Your answer should be a single number: the count of lines containing the string "sharing".

== == ==

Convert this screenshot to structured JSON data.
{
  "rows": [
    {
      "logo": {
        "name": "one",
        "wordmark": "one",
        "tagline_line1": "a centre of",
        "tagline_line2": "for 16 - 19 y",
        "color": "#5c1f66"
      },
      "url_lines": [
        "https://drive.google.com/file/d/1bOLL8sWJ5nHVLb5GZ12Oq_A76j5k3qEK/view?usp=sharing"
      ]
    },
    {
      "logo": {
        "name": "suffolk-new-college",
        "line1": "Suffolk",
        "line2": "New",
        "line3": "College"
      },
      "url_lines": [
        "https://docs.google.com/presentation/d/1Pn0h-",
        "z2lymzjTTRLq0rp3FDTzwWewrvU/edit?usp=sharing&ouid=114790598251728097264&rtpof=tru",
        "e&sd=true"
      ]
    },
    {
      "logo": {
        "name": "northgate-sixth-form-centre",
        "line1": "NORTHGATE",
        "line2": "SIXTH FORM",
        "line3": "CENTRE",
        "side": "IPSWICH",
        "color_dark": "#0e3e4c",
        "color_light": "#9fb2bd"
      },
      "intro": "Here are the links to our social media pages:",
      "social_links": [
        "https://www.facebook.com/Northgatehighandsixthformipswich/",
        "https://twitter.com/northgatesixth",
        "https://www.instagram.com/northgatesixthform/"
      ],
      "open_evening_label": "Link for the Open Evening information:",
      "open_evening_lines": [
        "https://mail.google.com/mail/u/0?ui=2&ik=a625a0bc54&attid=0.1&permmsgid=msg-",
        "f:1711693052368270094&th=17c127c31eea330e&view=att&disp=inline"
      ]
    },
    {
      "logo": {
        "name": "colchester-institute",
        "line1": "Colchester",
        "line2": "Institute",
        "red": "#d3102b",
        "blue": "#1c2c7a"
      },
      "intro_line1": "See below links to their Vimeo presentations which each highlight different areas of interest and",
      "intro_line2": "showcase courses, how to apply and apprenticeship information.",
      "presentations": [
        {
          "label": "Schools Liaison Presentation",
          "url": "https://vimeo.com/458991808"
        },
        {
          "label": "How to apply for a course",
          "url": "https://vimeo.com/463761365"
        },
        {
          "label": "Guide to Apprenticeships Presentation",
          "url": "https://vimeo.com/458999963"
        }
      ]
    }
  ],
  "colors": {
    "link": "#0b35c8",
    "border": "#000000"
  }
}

== == ==

> [Output of the task] 2